═════ EXTRACTED DATA

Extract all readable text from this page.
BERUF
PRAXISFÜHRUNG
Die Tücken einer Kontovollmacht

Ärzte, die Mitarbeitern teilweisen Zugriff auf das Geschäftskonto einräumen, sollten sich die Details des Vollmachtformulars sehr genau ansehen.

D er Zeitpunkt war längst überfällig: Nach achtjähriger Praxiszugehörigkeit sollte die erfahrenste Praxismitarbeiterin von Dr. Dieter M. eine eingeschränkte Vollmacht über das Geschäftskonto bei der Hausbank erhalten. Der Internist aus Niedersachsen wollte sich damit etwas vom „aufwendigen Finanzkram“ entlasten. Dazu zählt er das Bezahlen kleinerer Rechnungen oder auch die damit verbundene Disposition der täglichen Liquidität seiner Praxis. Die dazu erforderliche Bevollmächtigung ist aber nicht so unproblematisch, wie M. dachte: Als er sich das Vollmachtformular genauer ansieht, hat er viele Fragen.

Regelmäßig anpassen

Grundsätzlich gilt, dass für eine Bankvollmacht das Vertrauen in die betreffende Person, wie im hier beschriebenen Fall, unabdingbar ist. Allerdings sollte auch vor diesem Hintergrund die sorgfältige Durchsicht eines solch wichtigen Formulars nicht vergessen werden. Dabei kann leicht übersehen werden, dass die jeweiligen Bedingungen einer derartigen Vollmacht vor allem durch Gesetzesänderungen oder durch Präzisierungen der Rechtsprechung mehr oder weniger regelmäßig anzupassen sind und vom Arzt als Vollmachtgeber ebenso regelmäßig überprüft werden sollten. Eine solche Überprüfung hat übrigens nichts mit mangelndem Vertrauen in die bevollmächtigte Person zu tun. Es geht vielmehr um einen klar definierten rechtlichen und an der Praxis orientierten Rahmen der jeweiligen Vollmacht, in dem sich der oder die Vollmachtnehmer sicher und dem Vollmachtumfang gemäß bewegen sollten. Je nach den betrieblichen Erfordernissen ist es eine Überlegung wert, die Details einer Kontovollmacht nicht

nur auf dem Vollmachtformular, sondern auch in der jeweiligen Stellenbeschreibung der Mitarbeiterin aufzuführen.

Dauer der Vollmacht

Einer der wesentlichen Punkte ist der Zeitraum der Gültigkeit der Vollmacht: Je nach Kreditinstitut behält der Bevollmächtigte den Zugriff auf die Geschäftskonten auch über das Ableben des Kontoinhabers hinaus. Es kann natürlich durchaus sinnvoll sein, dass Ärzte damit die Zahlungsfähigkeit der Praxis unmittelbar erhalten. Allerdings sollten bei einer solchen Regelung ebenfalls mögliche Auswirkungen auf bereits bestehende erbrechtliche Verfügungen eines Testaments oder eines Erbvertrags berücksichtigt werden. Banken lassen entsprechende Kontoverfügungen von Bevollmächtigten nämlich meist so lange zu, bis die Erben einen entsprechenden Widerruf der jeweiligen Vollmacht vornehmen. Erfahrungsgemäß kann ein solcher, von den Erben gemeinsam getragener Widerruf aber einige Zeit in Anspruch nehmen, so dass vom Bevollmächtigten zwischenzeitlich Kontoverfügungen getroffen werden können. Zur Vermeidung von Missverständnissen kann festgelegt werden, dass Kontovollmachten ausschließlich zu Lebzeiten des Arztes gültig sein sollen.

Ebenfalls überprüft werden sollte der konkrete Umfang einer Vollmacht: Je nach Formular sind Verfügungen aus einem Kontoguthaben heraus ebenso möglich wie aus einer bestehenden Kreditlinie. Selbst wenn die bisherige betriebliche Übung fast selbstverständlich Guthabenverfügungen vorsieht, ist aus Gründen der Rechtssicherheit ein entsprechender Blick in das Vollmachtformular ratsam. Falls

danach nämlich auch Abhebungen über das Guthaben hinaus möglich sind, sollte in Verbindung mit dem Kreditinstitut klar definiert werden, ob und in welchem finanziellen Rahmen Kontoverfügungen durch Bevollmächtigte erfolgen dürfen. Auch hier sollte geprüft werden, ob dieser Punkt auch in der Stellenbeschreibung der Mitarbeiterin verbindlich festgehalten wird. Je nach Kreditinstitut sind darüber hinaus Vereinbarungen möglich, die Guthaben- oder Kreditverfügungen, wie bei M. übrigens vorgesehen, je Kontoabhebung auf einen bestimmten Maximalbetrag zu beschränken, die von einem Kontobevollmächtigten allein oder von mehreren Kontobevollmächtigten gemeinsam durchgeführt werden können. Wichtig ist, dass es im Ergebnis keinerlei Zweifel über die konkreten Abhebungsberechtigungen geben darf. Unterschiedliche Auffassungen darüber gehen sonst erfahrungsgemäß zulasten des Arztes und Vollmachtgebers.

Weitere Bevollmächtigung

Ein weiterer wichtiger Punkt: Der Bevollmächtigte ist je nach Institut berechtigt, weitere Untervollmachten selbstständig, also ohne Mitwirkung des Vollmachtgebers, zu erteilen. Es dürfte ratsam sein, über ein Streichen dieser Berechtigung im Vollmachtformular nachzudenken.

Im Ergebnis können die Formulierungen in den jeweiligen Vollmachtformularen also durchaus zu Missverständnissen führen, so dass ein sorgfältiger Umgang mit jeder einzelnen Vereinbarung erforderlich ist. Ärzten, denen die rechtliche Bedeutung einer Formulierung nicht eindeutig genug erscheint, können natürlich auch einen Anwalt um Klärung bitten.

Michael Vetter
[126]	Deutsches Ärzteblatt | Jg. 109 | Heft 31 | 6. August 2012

══════════

TASK GOAL. All of the lines above need to be given again exactly.

THE REPLY.
Extract all readable text from this page.
BERUF
PRAXISFÜHRUNG
Die Tücken einer Kontovollmacht

Ärzte, die Mitarbeitern teilweisen Zugriff auf das Geschäftskonto einräumen, sollten sich die Details des Vollmachtformulars sehr genau ansehen.

D er Zeitpunkt war längst überfällig: Nach achtjähriger Praxiszugehörigkeit sollte die erfahrenste Praxismitarbeiterin von Dr. Dieter M. eine eingeschränkte Vollmacht über das Geschäftskonto bei der Hausbank erhalten. Der Internist aus Niedersachsen wollte sich damit etwas vom „aufwendigen Finanzkram“ entlasten. Dazu zählt er das Bezahlen kleinerer Rechnungen oder auch die damit verbundene Disposition der täglichen Liquidität seiner Praxis. Die dazu erforderliche Bevollmächtigung ist aber nicht so unproblematisch, wie M. dachte: Als er sich das Vollmachtformular genauer ansieht, hat er viele Fragen.

Regelmäßig anpassen

Grundsätzlich gilt, dass für eine Bankvollmacht das Vertrauen in die betreffende Person, wie im hier beschriebenen Fall, unabdingbar ist. Allerdings sollte auch vor diesem Hintergrund die sorgfältige Durchsicht eines solch wichtigen Formulars nicht vergessen werden. Dabei kann leicht übersehen werden, dass die jeweiligen Bedingungen einer derartigen Vollmacht vor allem durch Gesetzesänderungen oder durch Präzisierungen der Rechtsprechung mehr oder weniger regelmäßig anzupassen sind und vom Arzt als Vollmachtgeber ebenso regelmäßig überprüft werden sollten. Eine solche Überprüfung hat übrigens nichts mit mangelndem Vertrauen in die bevollmächtigte Person zu tun. Es geht vielmehr um einen klar definierten rechtlichen und an der Praxis orientierten Rahmen der jeweiligen Vollmacht, in dem sich der oder die Vollmachtnehmer sicher und dem Vollmachtumfang gemäß bewegen sollten. Je nach den betrieblichen Erfordernissen ist es eine Überlegung wert, die Details einer Kontovollmacht nicht

nur auf dem Vollmachtformular, sondern auch in der jeweiligen Stellenbeschreibung der Mitarbeiterin aufzuführen.

Dauer der Vollmacht

Einer der wesentlichen Punkte ist der Zeitraum der Gültigkeit der Vollmacht: Je nach Kreditinstitut behält der Bevollmächtigte den Zugriff auf die Geschäftskonten auch über das Ableben des Kontoinhabers hinaus. Es kann natürlich durchaus sinnvoll sein, dass Ärzte damit die Zahlungsfähigkeit der Praxis unmittelbar erhalten. Allerdings sollten bei einer solchen Regelung ebenfalls mögliche Auswirkungen auf bereits bestehende erbrechtliche Verfügungen eines Testaments oder eines Erbvertrags berücksichtigt werden. Banken lassen entsprechende Kontoverfügungen von Bevollmächtigten nämlich meist so lange zu, bis die Erben einen entsprechenden Widerruf der jeweiligen Vollmacht vornehmen. Erfahrungsgemäß kann ein solcher, von den Erben gemeinsam getragener Widerruf aber einige Zeit in Anspruch nehmen, so dass vom Bevollmächtigten zwischenzeitlich Kontoverfügungen getroffen werden können. Zur Vermeidung von Missverständnissen kann festgelegt werden, dass Kontovollmachten ausschließlich zu Lebzeiten des Arztes gültig sein sollen.

Ebenfalls überprüft werden sollte der konkrete Umfang einer Vollmacht: Je nach Formular sind Verfügungen aus einem Kontoguthaben heraus ebenso möglich wie aus einer bestehenden Kreditlinie. Selbst wenn die bisherige betriebliche Übung fast selbstverständlich Guthabenverfügungen vorsieht, ist aus Gründen der Rechtssicherheit ein entsprechender Blick in das Vollmachtformular ratsam. Falls

danach nämlich auch Abhebungen über das Guthaben hinaus möglich sind, sollte in Verbindung mit dem Kreditinstitut klar definiert werden, ob und in welchem finanziellen Rahmen Kontoverfügungen durch Bevollmächtigte erfolgen dürfen. Auch hier sollte geprüft werden, ob dieser Punkt auch in der Stellenbeschreibung der Mitarbeiterin verbindlich festgehalten wird. Je nach Kreditinstitut sind darüber hinaus Vereinbarungen möglich, die Guthaben- oder Kreditverfügungen, wie bei M. übrigens vorgesehen, je Kontoabhebung auf einen bestimmten Maximalbetrag zu beschränken, die von einem Kontobevollmächtigten allein oder von mehreren Kontobevollmächtigten gemeinsam durchgeführt werden können. Wichtig ist, dass es im Ergebnis keinerlei Zweifel über die konkreten Abhebungsberechtigungen geben darf. Unterschiedliche Auffassungen darüber gehen sonst erfahrungsgemäß zulasten des Arztes und Vollmachtgebers.

Weitere Bevollmächtigung

Ein weiterer wichtiger Punkt: Der Bevollmächtigte ist je nach Institut berechtigt, weitere Untervollmachten selbstständig, also ohne Mitwirkung des Vollmachtgebers, zu erteilen. Es dürfte ratsam sein, über ein Streichen dieser Berechtigung im Vollmachtformular nachzudenken.

Im Ergebnis können die Formulierungen in den jeweiligen Vollmachtformularen also durchaus zu Missverständnissen führen, so dass ein sorgfältiger Umgang mit jeder einzelnen Vereinbarung erforderlich ist. Ärzten, denen die rechtliche Bedeutung einer Formulierung nicht eindeutig genug erscheint, können natürlich auch einen Anwalt um Klärung bitten.

Michael Vetter
[126]	Deutsches Ärzteblatt | Jg. 109 | Heft 31 | 6. August 2012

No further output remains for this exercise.